- [TASK]:
Would it be possible to write out each entry below exactly, without the pictures?

- [EXTRACTED DATA]:
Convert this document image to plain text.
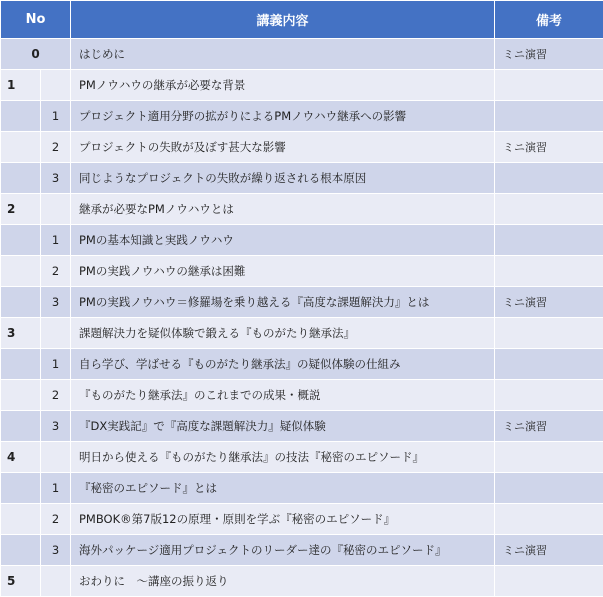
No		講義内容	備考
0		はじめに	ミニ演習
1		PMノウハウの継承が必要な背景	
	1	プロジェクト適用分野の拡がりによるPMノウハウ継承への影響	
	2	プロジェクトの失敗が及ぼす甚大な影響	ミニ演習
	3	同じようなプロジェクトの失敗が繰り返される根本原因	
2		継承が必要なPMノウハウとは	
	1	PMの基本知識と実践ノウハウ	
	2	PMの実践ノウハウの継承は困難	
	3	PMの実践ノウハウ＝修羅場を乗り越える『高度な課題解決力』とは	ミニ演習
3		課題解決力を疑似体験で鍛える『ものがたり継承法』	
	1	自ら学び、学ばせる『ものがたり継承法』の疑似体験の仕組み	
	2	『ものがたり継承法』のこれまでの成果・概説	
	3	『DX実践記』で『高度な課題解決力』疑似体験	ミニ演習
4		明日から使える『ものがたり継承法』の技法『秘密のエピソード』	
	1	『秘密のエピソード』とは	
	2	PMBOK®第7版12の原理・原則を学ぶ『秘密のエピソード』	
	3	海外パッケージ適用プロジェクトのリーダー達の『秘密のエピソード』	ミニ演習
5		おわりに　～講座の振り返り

- [ANSWER TO THIS TASK]:
Convert this document image to plain text.
No		講義内容	備考
0		はじめに	ミニ演習
1		PMノウハウの継承が必要な背景	
	1	プロジェクト適用分野の拡がりによるPMノウハウ継承への影響	
	2	プロジェクトの失敗が及ぼす甚大な影響	ミニ演習
	3	同じようなプロジェクトの失敗が繰り返される根本原因	
2		継承が必要なPMノウハウとは	
	1	PMの基本知識と実践ノウハウ	
	2	PMの実践ノウハウの継承は困難	
	3	PMの実践ノウハウ＝修羅場を乗り越える『高度な課題解決力』とは	ミニ演習
3		課題解決力を疑似体験で鍛える『ものがたり継承法』	
	1	自ら学び、学ばせる『ものがたり継承法』の疑似体験の仕組み	
	2	『ものがたり継承法』のこれまでの成果・概説	
	3	『DX実践記』で『高度な課題解決力』疑似体験	ミニ演習
4		明日から使える『ものがたり継承法』の技法『秘密のエピソード』	
	1	『秘密のエピソード』とは	
	2	PMBOK®第7版12の原理・原則を学ぶ『秘密のエピソード』	
	3	海外パッケージ適用プロジェクトのリーダー達の『秘密のエピソード』	ミニ演習
5		おわりに　～講座の振り返り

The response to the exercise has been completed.